#### [Exercise material]
--------------------------------------------------

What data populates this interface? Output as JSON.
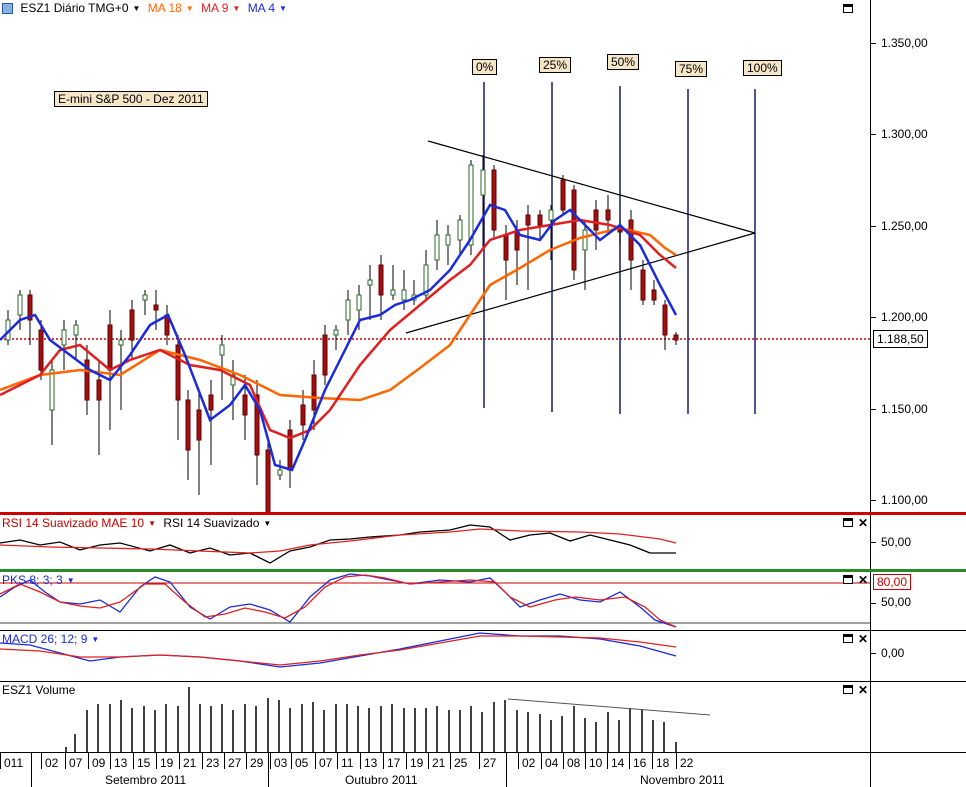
{
  "main": {
    "symbol": "ESZ1 Diário TMG+0",
    "indicators": [
      {
        "label": "MA 18",
        "color": "#ff6600"
      },
      {
        "label": "MA 9",
        "color": "#e02020"
      },
      {
        "label": "MA 4",
        "color": "#1a2bdc"
      }
    ],
    "note": "E-mini S&P 500 - Dez 2011",
    "fib_labels": [
      "0%",
      "25%",
      "50%",
      "75%",
      "100%"
    ],
    "price_ticks": [
      "1.350,00",
      "1.300,00",
      "1.250,00",
      "1.200,00",
      "1.150,00",
      "1.100,00"
    ],
    "last_price": "1.188,50"
  },
  "rsi": {
    "label_smoothed": "RSI 14 Suavizado MAE 10",
    "label_rsi": "RSI 14 Suavizado",
    "tick": "50,00"
  },
  "stoch": {
    "label": "PKS 8; 3; 3",
    "overbought": "80,00",
    "tick": "50,00"
  },
  "macd": {
    "label": "MACD 26; 12; 9",
    "tick": "0,00"
  },
  "volume": {
    "label": "ESZ1 Volume"
  },
  "dates": {
    "days": [
      "011",
      "02",
      "07",
      "09",
      "13",
      "15",
      "19",
      "21",
      "23",
      "27",
      "29",
      "03",
      "05",
      "07",
      "11",
      "13",
      "17",
      "19",
      "21",
      "25",
      "27",
      "02",
      "04",
      "08",
      "10",
      "14",
      "16",
      "18",
      "22"
    ],
    "months": [
      "Setembro 2011",
      "Outubro 2011",
      "Novembro 2011"
    ]
  },
  "colors": {
    "up_candle": "#ffffff",
    "down_candle": "#a01010",
    "ma18": "#ff6600",
    "ma9": "#e02020",
    "ma4": "#1a2bdc",
    "fib_line": "#1a1a6e"
  }
}
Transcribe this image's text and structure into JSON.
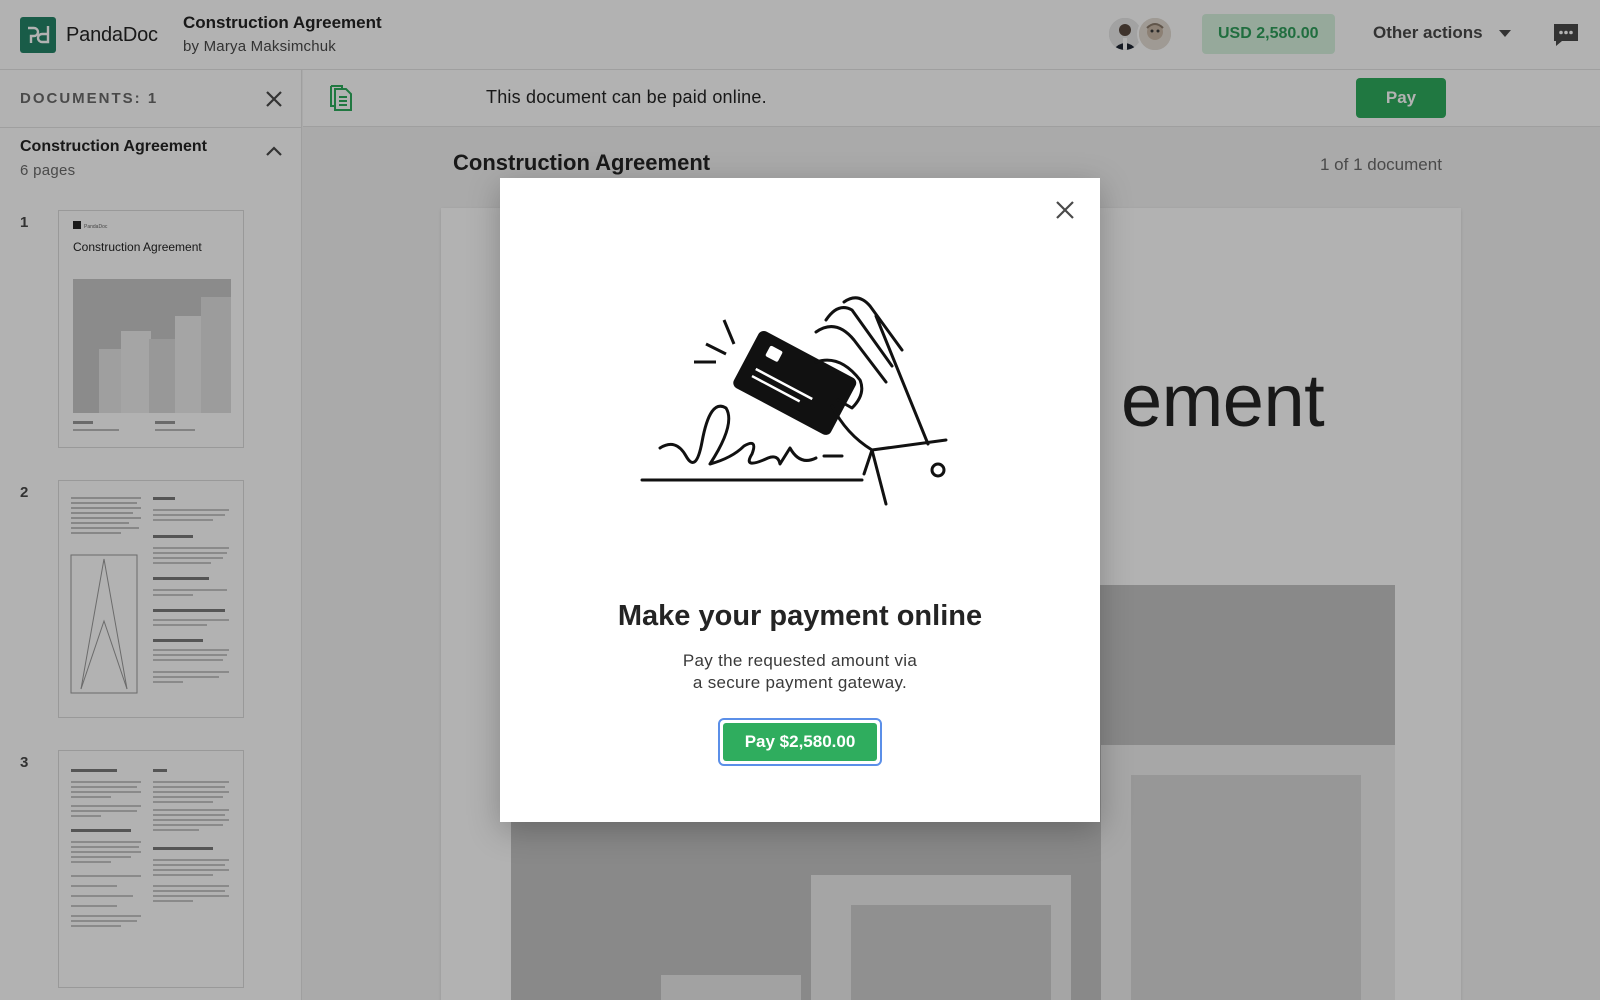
{
  "app": {
    "brand": "PandaDoc",
    "document_title": "Construction Agreement",
    "author": "by Marya Maksimchuk",
    "amount": "USD 2,580.00",
    "other_actions_label": "Other actions"
  },
  "sidebar": {
    "documents_count_label": "DOCUMENTS: 1",
    "group_title": "Construction Agreement",
    "group_pages": "6 pages",
    "pages": [
      {
        "number": "1",
        "thumb_title": "Construction Agreement",
        "thumb_brand": "PandaDoc"
      },
      {
        "number": "2"
      },
      {
        "number": "3"
      }
    ]
  },
  "notice": {
    "text": "This document can be paid online.",
    "pay_label": "Pay"
  },
  "document": {
    "title": "Construction Agreement",
    "count": "1 of 1 document",
    "page_heading_visible": "ement"
  },
  "modal": {
    "title": "Make your payment online",
    "subtitle_line1": "Pay the requested amount via",
    "subtitle_line2": "a secure payment gateway.",
    "pay_button_label": "Pay $2,580.00"
  },
  "colors": {
    "brand_green": "#248567",
    "button_green": "#2fad5e",
    "badge_bg": "#d7f3df",
    "focus_ring": "#5b8fe8"
  },
  "icons": [
    "pandadoc-logo-icon",
    "chat-icon",
    "close-icon",
    "chevron-up-icon",
    "document-icon",
    "dropdown-caret-icon",
    "credit-card-hand-illustration"
  ]
}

--------------------------------------------------

Without the pictures, output the full listing exactly as it stands.

#### [Answer to the task]
What data populates this interface? Output as JSON.
{
  "main": {
    "symbol": "ESZ1 Diário TMG+0",
    "indicators": [
      {
        "label": "MA 18",
        "color": "#ff6600"
      },
      {
        "label": "MA 9",
        "color": "#e02020"
      },
      {
        "label": "MA 4",
        "color": "#1a2bdc"
      }
    ],
    "note": "E-mini S&P 500 - Dez 2011",
    "fib_labels": [
      "0%",
      "25%",
      "50%",
      "75%",
      "100%"
    ],
    "price_ticks": [
      "1.350,00",
      "1.300,00",
      "1.250,00",
      "1.200,00",
      "1.150,00",
      "1.100,00"
    ],
    "last_price": "1.188,50"
  },
  "rsi": {
    "label_smoothed": "RSI 14 Suavizado MAE 10",
    "label_rsi": "RSI 14 Suavizado",
    "tick": "50,00"
  },
  "stoch": {
    "label": "PKS 8; 3; 3",
    "overbought": "80,00",
    "tick": "50,00"
  },
  "macd": {
    "label": "MACD 26; 12; 9",
    "tick": "0,00"
  },
  "volume": {
    "label": "ESZ1 Volume"
  },
  "dates": {
    "days": [
      "011",
      "02",
      "07",
      "09",
      "13",
      "15",
      "19",
      "21",
      "23",
      "27",
      "29",
      "03",
      "05",
      "07",
      "11",
      "13",
      "17",
      "19",
      "21",
      "25",
      "27",
      "02",
      "04",
      "08",
      "10",
      "14",
      "16",
      "18",
      "22"
    ],
    "months": [
      "Setembro 2011",
      "Outubro 2011",
      "Novembro 2011"
    ]
  },
  "colors": {
    "up_candle": "#ffffff",
    "down_candle": "#a01010",
    "ma18": "#ff6600",
    "ma9": "#e02020",
    "ma4": "#1a2bdc",
    "fib_line": "#1a1a6e"
  }
}
Transcribe this image's text and structure into JSON.
{
  "app": {
    "brand": "PandaDoc",
    "document_title": "Construction Agreement",
    "author": "by Marya Maksimchuk",
    "amount": "USD 2,580.00",
    "other_actions_label": "Other actions"
  },
  "sidebar": {
    "documents_count_label": "DOCUMENTS: 1",
    "group_title": "Construction Agreement",
    "group_pages": "6 pages",
    "pages": [
      {
        "number": "1",
        "thumb_title": "Construction Agreement",
        "thumb_brand": "PandaDoc"
      },
      {
        "number": "2"
      },
      {
        "number": "3"
      }
    ]
  },
  "notice": {
    "text": "This document can be paid online.",
    "pay_label": "Pay"
  },
  "document": {
    "title": "Construction Agreement",
    "count": "1 of 1 document",
    "page_heading_visible": "ement"
  },
  "modal": {
    "title": "Make your payment online",
    "subtitle_line1": "Pay the requested amount via",
    "subtitle_line2": "a secure payment gateway.",
    "pay_button_label": "Pay $2,580.00"
  },
  "colors": {
    "brand_green": "#248567",
    "button_green": "#2fad5e",
    "badge_bg": "#d7f3df",
    "focus_ring": "#5b8fe8"
  },
  "icons": [
    "pandadoc-logo-icon",
    "chat-icon",
    "close-icon",
    "chevron-up-icon",
    "document-icon",
    "dropdown-caret-icon",
    "credit-card-hand-illustration"
  ]
}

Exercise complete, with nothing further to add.